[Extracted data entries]
+--
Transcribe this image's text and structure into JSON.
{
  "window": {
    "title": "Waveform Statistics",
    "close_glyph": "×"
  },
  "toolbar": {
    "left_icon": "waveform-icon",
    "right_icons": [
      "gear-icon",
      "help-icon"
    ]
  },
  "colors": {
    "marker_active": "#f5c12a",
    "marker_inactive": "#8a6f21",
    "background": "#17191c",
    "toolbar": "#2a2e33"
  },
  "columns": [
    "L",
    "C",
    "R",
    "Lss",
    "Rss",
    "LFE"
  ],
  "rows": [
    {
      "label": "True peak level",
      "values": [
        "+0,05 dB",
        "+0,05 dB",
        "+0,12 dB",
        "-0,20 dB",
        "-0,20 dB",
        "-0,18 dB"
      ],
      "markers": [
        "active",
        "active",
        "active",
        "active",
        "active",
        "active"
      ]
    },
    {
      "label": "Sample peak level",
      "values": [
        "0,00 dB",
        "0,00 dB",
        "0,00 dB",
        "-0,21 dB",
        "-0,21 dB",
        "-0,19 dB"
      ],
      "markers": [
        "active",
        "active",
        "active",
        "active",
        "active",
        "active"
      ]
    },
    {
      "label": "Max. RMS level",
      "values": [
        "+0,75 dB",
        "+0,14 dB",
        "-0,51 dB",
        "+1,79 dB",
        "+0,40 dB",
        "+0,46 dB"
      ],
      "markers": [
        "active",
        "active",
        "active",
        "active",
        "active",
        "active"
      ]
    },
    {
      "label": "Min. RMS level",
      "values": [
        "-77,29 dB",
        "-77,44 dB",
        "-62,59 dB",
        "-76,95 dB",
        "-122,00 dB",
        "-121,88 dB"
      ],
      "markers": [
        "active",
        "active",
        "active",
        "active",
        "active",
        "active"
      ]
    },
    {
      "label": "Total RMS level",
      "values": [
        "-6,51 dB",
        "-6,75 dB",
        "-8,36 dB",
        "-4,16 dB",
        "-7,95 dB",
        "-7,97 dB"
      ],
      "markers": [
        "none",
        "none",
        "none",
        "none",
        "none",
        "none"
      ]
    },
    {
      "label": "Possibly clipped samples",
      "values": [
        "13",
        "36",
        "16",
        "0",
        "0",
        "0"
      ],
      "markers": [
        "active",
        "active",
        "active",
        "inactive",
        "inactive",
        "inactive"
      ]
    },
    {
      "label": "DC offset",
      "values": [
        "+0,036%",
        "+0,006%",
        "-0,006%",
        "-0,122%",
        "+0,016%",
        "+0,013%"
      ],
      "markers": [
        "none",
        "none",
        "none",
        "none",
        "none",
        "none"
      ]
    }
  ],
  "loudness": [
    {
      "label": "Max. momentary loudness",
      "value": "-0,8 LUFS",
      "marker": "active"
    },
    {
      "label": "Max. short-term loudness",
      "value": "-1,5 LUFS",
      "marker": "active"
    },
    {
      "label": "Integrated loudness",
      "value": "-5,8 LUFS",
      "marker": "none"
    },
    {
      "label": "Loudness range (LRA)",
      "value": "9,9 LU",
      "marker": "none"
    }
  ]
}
+--
• **What the exercise asks**:
Look through the entries above and report each line where the string "label" occurs.

• **Result below**:
      "label": "True peak level",
      "label": "Sample peak level",
      "label": "Max. RMS level",
      "label": "Min. RMS level",
      "label": "Total RMS level",
      "label": "Possibly clipped samples",
      "label": "DC offset",
      "label": "Max. momentary loudness",
      "label": "Max. short-term loudness",
      "label": "Integrated loudness",
      "label": "Loudness range (LRA)",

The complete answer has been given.